▶ RECORDS FOR THE EXERCISE:
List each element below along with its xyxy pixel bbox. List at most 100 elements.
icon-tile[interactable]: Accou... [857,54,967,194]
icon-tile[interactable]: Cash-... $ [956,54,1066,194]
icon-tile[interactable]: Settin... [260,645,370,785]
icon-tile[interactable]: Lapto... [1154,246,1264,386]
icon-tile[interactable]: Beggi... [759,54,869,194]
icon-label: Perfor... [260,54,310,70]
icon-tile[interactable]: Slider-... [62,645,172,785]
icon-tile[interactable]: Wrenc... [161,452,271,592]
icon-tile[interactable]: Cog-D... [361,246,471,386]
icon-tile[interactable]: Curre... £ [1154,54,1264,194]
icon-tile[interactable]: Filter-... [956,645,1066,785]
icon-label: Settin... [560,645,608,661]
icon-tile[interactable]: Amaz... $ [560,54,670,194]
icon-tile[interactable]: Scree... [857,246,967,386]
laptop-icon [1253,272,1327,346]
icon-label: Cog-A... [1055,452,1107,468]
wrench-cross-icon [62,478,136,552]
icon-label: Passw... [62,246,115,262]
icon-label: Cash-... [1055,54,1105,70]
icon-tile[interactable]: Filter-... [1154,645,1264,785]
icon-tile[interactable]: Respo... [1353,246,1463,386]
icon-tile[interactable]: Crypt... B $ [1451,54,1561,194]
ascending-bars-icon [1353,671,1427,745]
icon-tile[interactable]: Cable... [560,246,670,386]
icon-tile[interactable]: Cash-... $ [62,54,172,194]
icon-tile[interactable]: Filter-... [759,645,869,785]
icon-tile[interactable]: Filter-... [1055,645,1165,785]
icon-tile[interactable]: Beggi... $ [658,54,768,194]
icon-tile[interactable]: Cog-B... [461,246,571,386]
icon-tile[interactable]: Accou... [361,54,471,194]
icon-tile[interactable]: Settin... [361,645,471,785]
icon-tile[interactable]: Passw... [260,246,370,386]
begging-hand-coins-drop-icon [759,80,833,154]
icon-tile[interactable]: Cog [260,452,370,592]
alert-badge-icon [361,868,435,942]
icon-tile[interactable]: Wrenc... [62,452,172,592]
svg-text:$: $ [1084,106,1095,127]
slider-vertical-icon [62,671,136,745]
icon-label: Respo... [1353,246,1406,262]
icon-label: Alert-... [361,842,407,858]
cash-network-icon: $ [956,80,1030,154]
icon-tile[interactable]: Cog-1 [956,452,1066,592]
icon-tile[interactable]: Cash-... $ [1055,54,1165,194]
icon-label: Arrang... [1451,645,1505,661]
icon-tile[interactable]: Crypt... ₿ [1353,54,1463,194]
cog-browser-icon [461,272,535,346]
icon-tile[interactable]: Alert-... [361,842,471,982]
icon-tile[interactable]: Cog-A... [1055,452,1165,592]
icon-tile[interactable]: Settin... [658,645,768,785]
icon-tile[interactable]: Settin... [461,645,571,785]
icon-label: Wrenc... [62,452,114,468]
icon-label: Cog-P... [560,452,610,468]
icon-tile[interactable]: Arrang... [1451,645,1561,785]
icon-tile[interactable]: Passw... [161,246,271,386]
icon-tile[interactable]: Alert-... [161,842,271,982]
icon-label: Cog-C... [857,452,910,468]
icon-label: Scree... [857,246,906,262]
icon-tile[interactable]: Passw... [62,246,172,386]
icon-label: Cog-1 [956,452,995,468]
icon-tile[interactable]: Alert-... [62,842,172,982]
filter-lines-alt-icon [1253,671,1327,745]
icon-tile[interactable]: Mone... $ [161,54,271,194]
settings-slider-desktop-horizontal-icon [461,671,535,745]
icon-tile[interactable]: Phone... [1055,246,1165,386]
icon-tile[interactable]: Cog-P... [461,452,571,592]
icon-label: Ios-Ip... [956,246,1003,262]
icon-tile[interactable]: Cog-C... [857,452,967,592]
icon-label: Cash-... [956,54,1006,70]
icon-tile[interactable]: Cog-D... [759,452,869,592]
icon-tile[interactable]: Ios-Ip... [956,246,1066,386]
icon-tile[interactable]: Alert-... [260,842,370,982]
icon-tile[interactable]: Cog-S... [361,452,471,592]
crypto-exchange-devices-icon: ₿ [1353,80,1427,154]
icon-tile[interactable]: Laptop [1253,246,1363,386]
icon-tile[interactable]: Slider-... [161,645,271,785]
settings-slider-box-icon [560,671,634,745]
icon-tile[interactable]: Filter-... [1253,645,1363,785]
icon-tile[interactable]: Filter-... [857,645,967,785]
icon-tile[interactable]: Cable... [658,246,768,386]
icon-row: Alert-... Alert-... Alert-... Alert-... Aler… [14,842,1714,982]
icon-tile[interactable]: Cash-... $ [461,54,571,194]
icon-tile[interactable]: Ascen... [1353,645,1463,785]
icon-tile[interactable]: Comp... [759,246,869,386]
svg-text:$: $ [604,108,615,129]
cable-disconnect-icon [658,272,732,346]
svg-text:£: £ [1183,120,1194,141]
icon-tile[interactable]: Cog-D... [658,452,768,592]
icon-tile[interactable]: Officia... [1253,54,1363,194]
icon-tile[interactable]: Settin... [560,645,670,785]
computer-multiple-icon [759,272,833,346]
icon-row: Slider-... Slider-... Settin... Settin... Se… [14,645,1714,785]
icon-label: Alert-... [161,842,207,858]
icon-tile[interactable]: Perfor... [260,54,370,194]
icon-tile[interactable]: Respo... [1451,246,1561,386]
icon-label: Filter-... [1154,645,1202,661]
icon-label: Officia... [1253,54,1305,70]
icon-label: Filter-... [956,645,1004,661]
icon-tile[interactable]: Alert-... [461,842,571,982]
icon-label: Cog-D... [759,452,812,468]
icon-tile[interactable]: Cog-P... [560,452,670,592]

▶ REQUIRED TASK:
Rewrite the material above with "cable-disconnect-icon" changed to "cable-unplugged-icon" and every other line left as it is.

▶ RESULT OF THIS TASK:
List each element below along with its xyxy pixel bbox. List at most 100 elements.
icon-tile[interactable]: Accou... [857,54,967,194]
icon-tile[interactable]: Cash-... $ [956,54,1066,194]
icon-tile[interactable]: Settin... [260,645,370,785]
icon-tile[interactable]: Lapto... [1154,246,1264,386]
icon-tile[interactable]: Beggi... [759,54,869,194]
icon-label: Perfor... [260,54,310,70]
icon-tile[interactable]: Slider-... [62,645,172,785]
icon-tile[interactable]: Wrenc... [161,452,271,592]
icon-tile[interactable]: Cog-D... [361,246,471,386]
icon-tile[interactable]: Curre... £ [1154,54,1264,194]
icon-tile[interactable]: Filter-... [956,645,1066,785]
icon-label: Settin... [560,645,608,661]
icon-tile[interactable]: Amaz... $ [560,54,670,194]
icon-tile[interactable]: Scree... [857,246,967,386]
laptop-icon [1253,272,1327,346]
icon-label: Cog-A... [1055,452,1107,468]
wrench-cross-icon [62,478,136,552]
icon-label: Passw... [62,246,115,262]
icon-label: Cash-... [1055,54,1105,70]
icon-tile[interactable]: Filter-... [1154,645,1264,785]
icon-tile[interactable]: Respo... [1353,246,1463,386]
icon-tile[interactable]: Crypt... B $ [1451,54,1561,194]
ascending-bars-icon [1353,671,1427,745]
icon-tile[interactable]: Cable... [560,246,670,386]
icon-tile[interactable]: Cash-... $ [62,54,172,194]
icon-tile[interactable]: Filter-... [759,645,869,785]
icon-tile[interactable]: Filter-... [1055,645,1165,785]
icon-tile[interactable]: Beggi... $ [658,54,768,194]
icon-tile[interactable]: Cog-B... [461,246,571,386]
icon-tile[interactable]: Accou... [361,54,471,194]
icon-tile[interactable]: Settin... [361,645,471,785]
icon-tile[interactable]: Passw... [260,246,370,386]
begging-hand-coins-drop-icon [759,80,833,154]
icon-tile[interactable]: Cog [260,452,370,592]
alert-badge-icon [361,868,435,942]
icon-tile[interactable]: Wrenc... [62,452,172,592]
svg-text:$: $ [1084,106,1095,127]
slider-vertical-icon [62,671,136,745]
icon-label: Respo... [1353,246,1406,262]
icon-label: Alert-... [361,842,407,858]
cash-network-icon: $ [956,80,1030,154]
icon-tile[interactable]: Cog-1 [956,452,1066,592]
icon-tile[interactable]: Cash-... $ [1055,54,1165,194]
icon-label: Arrang... [1451,645,1505,661]
icon-tile[interactable]: Crypt... ₿ [1353,54,1463,194]
cog-browser-icon [461,272,535,346]
icon-tile[interactable]: Alert-... [361,842,471,982]
icon-tile[interactable]: Cog-A... [1055,452,1165,592]
icon-tile[interactable]: Settin... [658,645,768,785]
icon-tile[interactable]: Settin... [461,645,571,785]
icon-label: Wrenc... [62,452,114,468]
icon-label: Cog-P... [560,452,610,468]
icon-tile[interactable]: Arrang... [1451,645,1561,785]
icon-tile[interactable]: Passw... [161,246,271,386]
icon-tile[interactable]: Alert-... [161,842,271,982]
icon-label: Cog-C... [857,452,910,468]
icon-label: Scree... [857,246,906,262]
icon-tile[interactable]: Passw... [62,246,172,386]
icon-label: Cog-1 [956,452,995,468]
icon-tile[interactable]: Alert-... [62,842,172,982]
filter-lines-alt-icon [1253,671,1327,745]
icon-tile[interactable]: Mone... $ [161,54,271,194]
settings-slider-desktop-horizontal-icon [461,671,535,745]
icon-tile[interactable]: Phone... [1055,246,1165,386]
icon-tile[interactable]: Cog-P... [461,452,571,592]
icon-label: Ios-Ip... [956,246,1003,262]
icon-tile[interactable]: Cog-C... [857,452,967,592]
icon-label: Cash-... [956,54,1006,70]
icon-tile[interactable]: Cog-D... [759,452,869,592]
icon-tile[interactable]: Ios-Ip... [956,246,1066,386]
icon-tile[interactable]: Alert-... [260,842,370,982]
icon-tile[interactable]: Cog-S... [361,452,471,592]
crypto-exchange-devices-icon: ₿ [1353,80,1427,154]
icon-tile[interactable]: Laptop [1253,246,1363,386]
icon-tile[interactable]: Slider-... [161,645,271,785]
settings-slider-box-icon [560,671,634,745]
icon-tile[interactable]: Filter-... [1253,645,1363,785]
icon-tile[interactable]: Filter-... [857,645,967,785]
icon-tile[interactable]: Cable... [658,246,768,386]
icon-row: Alert-... Alert-... Alert-... Alert-... Aler… [14,842,1714,982]
icon-tile[interactable]: Cash-... $ [461,54,571,194]
icon-tile[interactable]: Ascen... [1353,645,1463,785]
icon-tile[interactable]: Comp... [759,246,869,386]
svg-text:$: $ [604,108,615,129]
cable-unplugged-icon [658,272,732,346]
svg-text:£: £ [1183,120,1194,141]
icon-tile[interactable]: Cog-D... [658,452,768,592]
icon-tile[interactable]: Officia... [1253,54,1363,194]
icon-tile[interactable]: Settin... [560,645,670,785]
computer-multiple-icon [759,272,833,346]
icon-row: Slider-... Slider-... Settin... Settin... Se… [14,645,1714,785]
icon-label: Alert-... [161,842,207,858]
icon-tile[interactable]: Perfor... [260,54,370,194]
icon-tile[interactable]: Respo... [1451,246,1561,386]
icon-label: Filter-... [1154,645,1202,661]
icon-label: Officia... [1253,54,1305,70]
icon-label: Filter-... [956,645,1004,661]
icon-tile[interactable]: Alert-... [461,842,571,982]
icon-label: Cog-D... [759,452,812,468]
icon-tile[interactable]: Cog-P... [560,452,670,592]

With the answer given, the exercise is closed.